## Given data

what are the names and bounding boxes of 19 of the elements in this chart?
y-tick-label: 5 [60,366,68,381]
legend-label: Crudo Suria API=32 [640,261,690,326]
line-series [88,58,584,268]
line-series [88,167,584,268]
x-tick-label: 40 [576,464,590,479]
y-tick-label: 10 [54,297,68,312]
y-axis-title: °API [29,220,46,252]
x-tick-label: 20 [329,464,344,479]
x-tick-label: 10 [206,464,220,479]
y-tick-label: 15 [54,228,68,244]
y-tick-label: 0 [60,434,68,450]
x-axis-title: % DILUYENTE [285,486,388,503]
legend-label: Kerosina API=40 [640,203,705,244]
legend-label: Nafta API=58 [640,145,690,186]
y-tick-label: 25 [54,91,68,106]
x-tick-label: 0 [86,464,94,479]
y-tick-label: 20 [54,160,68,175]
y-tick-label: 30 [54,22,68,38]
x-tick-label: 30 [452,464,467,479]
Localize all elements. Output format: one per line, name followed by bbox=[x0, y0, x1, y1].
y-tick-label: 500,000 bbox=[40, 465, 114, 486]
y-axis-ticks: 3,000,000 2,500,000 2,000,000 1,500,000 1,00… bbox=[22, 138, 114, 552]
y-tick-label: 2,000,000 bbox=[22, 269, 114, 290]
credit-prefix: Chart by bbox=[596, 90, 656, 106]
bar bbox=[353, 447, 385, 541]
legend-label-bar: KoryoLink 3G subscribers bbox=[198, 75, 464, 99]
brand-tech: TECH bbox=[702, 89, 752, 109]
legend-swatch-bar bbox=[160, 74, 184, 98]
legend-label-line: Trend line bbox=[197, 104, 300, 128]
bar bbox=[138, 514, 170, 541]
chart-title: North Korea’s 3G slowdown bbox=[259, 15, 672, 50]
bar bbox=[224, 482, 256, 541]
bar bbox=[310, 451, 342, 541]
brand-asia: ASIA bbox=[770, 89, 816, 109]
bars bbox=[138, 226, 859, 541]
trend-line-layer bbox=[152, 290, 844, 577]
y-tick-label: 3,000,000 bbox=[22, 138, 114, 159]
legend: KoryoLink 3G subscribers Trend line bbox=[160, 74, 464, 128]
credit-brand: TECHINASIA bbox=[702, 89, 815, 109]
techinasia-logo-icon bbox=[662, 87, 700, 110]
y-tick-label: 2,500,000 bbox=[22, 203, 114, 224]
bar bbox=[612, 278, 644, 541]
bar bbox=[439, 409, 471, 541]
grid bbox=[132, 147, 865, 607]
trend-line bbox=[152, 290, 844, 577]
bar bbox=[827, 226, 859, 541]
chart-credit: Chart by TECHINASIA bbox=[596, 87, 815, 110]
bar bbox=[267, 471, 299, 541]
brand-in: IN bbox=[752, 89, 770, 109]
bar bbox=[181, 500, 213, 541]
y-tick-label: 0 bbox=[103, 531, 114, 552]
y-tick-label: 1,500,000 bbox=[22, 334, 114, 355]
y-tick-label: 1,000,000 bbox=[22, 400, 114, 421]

## Task description
Report every line in the entries above that contains the string "KoryoLink", matching case exactly.

## Task response
legend-label-bar: KoryoLink 3G subscribers bbox=[198, 75, 464, 99]
legend: KoryoLink 3G subscribers Trend line bbox=[160, 74, 464, 128]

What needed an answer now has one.